* [PROBLEM STATEMENT] Print all the data, keeping every line exactly as it is.

# Start of RECORDS FOR THE EXERCISE

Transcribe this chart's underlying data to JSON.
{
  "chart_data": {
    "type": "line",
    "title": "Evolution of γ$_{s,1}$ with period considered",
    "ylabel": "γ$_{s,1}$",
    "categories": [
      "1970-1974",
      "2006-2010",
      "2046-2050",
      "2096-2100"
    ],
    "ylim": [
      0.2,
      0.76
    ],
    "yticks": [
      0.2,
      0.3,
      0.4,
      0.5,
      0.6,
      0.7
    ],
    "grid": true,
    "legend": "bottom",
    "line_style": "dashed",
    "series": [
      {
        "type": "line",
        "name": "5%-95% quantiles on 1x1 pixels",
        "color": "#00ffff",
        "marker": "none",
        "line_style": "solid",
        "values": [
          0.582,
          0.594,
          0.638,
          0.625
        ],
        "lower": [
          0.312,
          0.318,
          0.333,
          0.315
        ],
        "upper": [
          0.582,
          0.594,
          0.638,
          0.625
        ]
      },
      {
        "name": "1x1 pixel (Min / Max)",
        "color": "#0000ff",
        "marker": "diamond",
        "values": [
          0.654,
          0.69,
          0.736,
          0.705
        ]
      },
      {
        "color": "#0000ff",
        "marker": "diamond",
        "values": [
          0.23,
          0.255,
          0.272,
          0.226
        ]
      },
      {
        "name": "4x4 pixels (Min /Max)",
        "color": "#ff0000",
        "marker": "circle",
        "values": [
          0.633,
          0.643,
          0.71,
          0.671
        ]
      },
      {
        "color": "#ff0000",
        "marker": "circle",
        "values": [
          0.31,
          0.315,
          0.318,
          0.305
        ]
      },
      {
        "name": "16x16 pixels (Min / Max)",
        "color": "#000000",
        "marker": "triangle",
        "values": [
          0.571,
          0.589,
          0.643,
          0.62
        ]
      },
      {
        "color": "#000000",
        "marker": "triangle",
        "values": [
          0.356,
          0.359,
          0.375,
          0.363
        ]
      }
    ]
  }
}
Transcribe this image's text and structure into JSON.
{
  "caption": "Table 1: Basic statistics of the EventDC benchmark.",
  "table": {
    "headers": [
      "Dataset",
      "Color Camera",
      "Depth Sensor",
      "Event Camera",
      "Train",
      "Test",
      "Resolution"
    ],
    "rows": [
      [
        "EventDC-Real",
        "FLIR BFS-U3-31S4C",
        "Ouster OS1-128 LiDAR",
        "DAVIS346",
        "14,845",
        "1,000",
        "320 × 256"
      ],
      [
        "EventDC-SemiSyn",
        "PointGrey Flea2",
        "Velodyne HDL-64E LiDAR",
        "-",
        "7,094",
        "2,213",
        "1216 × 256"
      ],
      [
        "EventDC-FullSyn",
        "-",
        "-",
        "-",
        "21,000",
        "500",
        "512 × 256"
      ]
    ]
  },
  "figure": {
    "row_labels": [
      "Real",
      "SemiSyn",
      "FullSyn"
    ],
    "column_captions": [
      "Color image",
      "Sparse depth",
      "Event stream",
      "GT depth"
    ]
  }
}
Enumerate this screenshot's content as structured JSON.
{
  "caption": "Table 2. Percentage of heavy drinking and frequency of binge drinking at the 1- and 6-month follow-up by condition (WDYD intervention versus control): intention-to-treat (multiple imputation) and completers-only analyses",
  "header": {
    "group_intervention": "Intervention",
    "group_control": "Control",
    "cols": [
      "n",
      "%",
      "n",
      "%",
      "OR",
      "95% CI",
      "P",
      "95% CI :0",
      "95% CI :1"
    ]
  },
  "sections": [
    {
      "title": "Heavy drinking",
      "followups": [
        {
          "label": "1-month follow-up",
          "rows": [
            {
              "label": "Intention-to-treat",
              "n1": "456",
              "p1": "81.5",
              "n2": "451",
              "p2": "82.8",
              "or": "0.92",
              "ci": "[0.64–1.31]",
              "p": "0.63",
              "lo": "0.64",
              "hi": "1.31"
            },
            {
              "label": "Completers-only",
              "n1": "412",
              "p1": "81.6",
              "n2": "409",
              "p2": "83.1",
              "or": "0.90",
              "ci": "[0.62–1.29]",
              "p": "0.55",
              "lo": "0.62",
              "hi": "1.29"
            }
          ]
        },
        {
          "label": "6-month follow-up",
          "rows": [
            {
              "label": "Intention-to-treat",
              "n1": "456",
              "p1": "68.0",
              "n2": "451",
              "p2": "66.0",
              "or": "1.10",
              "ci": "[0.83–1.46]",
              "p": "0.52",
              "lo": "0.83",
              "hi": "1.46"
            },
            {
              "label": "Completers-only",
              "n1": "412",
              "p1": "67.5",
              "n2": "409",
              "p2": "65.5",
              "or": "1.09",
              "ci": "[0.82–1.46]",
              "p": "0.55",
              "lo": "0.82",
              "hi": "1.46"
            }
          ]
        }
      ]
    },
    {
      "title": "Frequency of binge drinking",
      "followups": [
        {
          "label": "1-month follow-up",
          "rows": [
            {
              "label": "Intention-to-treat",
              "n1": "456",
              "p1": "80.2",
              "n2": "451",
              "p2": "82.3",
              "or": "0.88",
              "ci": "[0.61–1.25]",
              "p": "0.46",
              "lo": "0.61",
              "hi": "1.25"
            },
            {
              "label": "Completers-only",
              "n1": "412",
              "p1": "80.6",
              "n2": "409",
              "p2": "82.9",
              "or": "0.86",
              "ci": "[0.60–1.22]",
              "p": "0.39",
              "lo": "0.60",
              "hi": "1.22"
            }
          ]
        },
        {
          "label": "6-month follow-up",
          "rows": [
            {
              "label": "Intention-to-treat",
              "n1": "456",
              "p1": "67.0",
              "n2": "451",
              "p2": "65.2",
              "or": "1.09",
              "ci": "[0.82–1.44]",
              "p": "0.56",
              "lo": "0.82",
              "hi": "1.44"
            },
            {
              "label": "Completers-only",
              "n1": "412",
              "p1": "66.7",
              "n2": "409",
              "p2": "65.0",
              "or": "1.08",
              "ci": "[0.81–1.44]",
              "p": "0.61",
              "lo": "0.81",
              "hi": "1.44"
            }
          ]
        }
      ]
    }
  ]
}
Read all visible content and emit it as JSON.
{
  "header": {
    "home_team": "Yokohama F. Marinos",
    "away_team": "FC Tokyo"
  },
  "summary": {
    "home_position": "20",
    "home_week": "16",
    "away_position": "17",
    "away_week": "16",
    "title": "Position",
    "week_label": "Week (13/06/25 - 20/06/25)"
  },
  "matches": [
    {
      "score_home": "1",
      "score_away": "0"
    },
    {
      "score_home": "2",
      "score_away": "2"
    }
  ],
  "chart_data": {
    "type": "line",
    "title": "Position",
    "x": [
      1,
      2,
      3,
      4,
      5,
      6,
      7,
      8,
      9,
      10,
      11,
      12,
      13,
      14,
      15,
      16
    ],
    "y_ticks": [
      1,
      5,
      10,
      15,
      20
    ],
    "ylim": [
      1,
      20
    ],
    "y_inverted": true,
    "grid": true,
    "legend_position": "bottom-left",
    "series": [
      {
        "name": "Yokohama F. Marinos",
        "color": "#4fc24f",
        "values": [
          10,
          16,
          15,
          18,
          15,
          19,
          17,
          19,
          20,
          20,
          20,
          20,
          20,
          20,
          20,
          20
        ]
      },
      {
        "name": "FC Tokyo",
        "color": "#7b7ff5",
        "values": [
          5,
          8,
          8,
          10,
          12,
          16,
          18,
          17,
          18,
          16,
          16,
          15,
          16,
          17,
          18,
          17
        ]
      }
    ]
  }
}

# End of RECORDS FOR THE EXERCISE

* [RESPONSE BELOW]
Transcribe this chart's underlying data to JSON.
{
  "chart_data": {
    "type": "line",
    "title": "Evolution of γ$_{s,1}$ with period considered",
    "ylabel": "γ$_{s,1}$",
    "categories": [
      "1970-1974",
      "2006-2010",
      "2046-2050",
      "2096-2100"
    ],
    "ylim": [
      0.2,
      0.76
    ],
    "yticks": [
      0.2,
      0.3,
      0.4,
      0.5,
      0.6,
      0.7
    ],
    "grid": true,
    "legend": "bottom",
    "line_style": "dashed",
    "series": [
      {
        "type": "line",
        "name": "5%-95% quantiles on 1x1 pixels",
        "color": "#00ffff",
        "marker": "none",
        "line_style": "solid",
        "values": [
          0.582,
          0.594,
          0.638,
          0.625
        ],
        "lower": [
          0.312,
          0.318,
          0.333,
          0.315
        ],
        "upper": [
          0.582,
          0.594,
          0.638,
          0.625
        ]
      },
      {
        "name": "1x1 pixel (Min / Max)",
        "color": "#0000ff",
        "marker": "diamond",
        "values": [
          0.654,
          0.69,
          0.736,
          0.705
        ]
      },
      {
        "color": "#0000ff",
        "marker": "diamond",
        "values": [
          0.23,
          0.255,
          0.272,
          0.226
        ]
      },
      {
        "name": "4x4 pixels (Min /Max)",
        "color": "#ff0000",
        "marker": "circle",
        "values": [
          0.633,
          0.643,
          0.71,
          0.671
        ]
      },
      {
        "color": "#ff0000",
        "marker": "circle",
        "values": [
          0.31,
          0.315,
          0.318,
          0.305
        ]
      },
      {
        "name": "16x16 pixels (Min / Max)",
        "color": "#000000",
        "marker": "triangle",
        "values": [
          0.571,
          0.589,
          0.643,
          0.62
        ]
      },
      {
        "color": "#000000",
        "marker": "triangle",
        "values": [
          0.356,
          0.359,
          0.375,
          0.363
        ]
      }
    ]
  }
}
Transcribe this image's text and structure into JSON.
{
  "caption": "Table 1: Basic statistics of the EventDC benchmark.",
  "table": {
    "headers": [
      "Dataset",
      "Color Camera",
      "Depth Sensor",
      "Event Camera",
      "Train",
      "Test",
      "Resolution"
    ],
    "rows": [
      [
        "EventDC-Real",
        "FLIR BFS-U3-31S4C",
        "Ouster OS1-128 LiDAR",
        "DAVIS346",
        "14,845",
        "1,000",
        "320 × 256"
      ],
      [
        "EventDC-SemiSyn",
        "PointGrey Flea2",
        "Velodyne HDL-64E LiDAR",
        "-",
        "7,094",
        "2,213",
        "1216 × 256"
      ],
      [
        "EventDC-FullSyn",
        "-",
        "-",
        "-",
        "21,000",
        "500",
        "512 × 256"
      ]
    ]
  },
  "figure": {
    "row_labels": [
      "Real",
      "SemiSyn",
      "FullSyn"
    ],
    "column_captions": [
      "Color image",
      "Sparse depth",
      "Event stream",
      "GT depth"
    ]
  }
}
Enumerate this screenshot's content as structured JSON.
{
  "caption": "Table 2. Percentage of heavy drinking and frequency of binge drinking at the 1- and 6-month follow-up by condition (WDYD intervention versus control): intention-to-treat (multiple imputation) and completers-only analyses",
  "header": {
    "group_intervention": "Intervention",
    "group_control": "Control",
    "cols": [
      "n",
      "%",
      "n",
      "%",
      "OR",
      "95% CI",
      "P",
      "95% CI :0",
      "95% CI :1"
    ]
  },
  "sections": [
    {
      "title": "Heavy drinking",
      "followups": [
        {
          "label": "1-month follow-up",
          "rows": [
            {
              "label": "Intention-to-treat",
              "n1": "456",
              "p1": "81.5",
              "n2": "451",
              "p2": "82.8",
              "or": "0.92",
              "ci": "[0.64–1.31]",
              "p": "0.63",
              "lo": "0.64",
              "hi": "1.31"
            },
            {
              "label": "Completers-only",
              "n1": "412",
              "p1": "81.6",
              "n2": "409",
              "p2": "83.1",
              "or": "0.90",
              "ci": "[0.62–1.29]",
              "p": "0.55",
              "lo": "0.62",
              "hi": "1.29"
            }
          ]
        },
        {
          "label": "6-month follow-up",
          "rows": [
            {
              "label": "Intention-to-treat",
              "n1": "456",
              "p1": "68.0",
              "n2": "451",
              "p2": "66.0",
              "or": "1.10",
              "ci": "[0.83–1.46]",
              "p": "0.52",
              "lo": "0.83",
              "hi": "1.46"
            },
            {
              "label": "Completers-only",
              "n1": "412",
              "p1": "67.5",
              "n2": "409",
              "p2": "65.5",
              "or": "1.09",
              "ci": "[0.82–1.46]",
              "p": "0.55",
              "lo": "0.82",
              "hi": "1.46"
            }
          ]
        }
      ]
    },
    {
      "title": "Frequency of binge drinking",
      "followups": [
        {
          "label": "1-month follow-up",
          "rows": [
            {
              "label": "Intention-to-treat",
              "n1": "456",
              "p1": "80.2",
              "n2": "451",
              "p2": "82.3",
              "or": "0.88",
              "ci": "[0.61–1.25]",
              "p": "0.46",
              "lo": "0.61",
              "hi": "1.25"
            },
            {
              "label": "Completers-only",
              "n1": "412",
              "p1": "80.6",
              "n2": "409",
              "p2": "82.9",
              "or": "0.86",
              "ci": "[0.60–1.22]",
              "p": "0.39",
              "lo": "0.60",
              "hi": "1.22"
            }
          ]
        },
        {
          "label": "6-month follow-up",
          "rows": [
            {
              "label": "Intention-to-treat",
              "n1": "456",
              "p1": "67.0",
              "n2": "451",
              "p2": "65.2",
              "or": "1.09",
              "ci": "[0.82–1.44]",
              "p": "0.56",
              "lo": "0.82",
              "hi": "1.44"
            },
            {
              "label": "Completers-only",
              "n1": "412",
              "p1": "66.7",
              "n2": "409",
              "p2": "65.0",
              "or": "1.08",
              "ci": "[0.81–1.44]",
              "p": "0.61",
              "lo": "0.81",
              "hi": "1.44"
            }
          ]
        }
      ]
    }
  ]
}
Read all visible content and emit it as JSON.
{
  "header": {
    "home_team": "Yokohama F. Marinos",
    "away_team": "FC Tokyo"
  },
  "summary": {
    "home_position": "20",
    "home_week": "16",
    "away_position": "17",
    "away_week": "16",
    "title": "Position",
    "week_label": "Week (13/06/25 - 20/06/25)"
  },
  "matches": [
    {
      "score_home": "1",
      "score_away": "0"
    },
    {
      "score_home": "2",
      "score_away": "2"
    }
  ],
  "chart_data": {
    "type": "line",
    "title": "Position",
    "x": [
      1,
      2,
      3,
      4,
      5,
      6,
      7,
      8,
      9,
      10,
      11,
      12,
      13,
      14,
      15,
      16
    ],
    "y_ticks": [
      1,
      5,
      10,
      15,
      20
    ],
    "ylim": [
      1,
      20
    ],
    "y_inverted": true,
    "grid": true,
    "legend_position": "bottom-left",
    "series": [
      {
        "name": "Yokohama F. Marinos",
        "color": "#4fc24f",
        "values": [
          10,
          16,
          15,
          18,
          15,
          19,
          17,
          19,
          20,
          20,
          20,
          20,
          20,
          20,
          20,
          20
        ]
      },
      {
        "name": "FC Tokyo",
        "color": "#7b7ff5",
        "values": [
          5,
          8,
          8,
          10,
          12,
          16,
          18,
          17,
          18,
          16,
          16,
          15,
          16,
          17,
          18,
          17
        ]
      }
    ]
  }
}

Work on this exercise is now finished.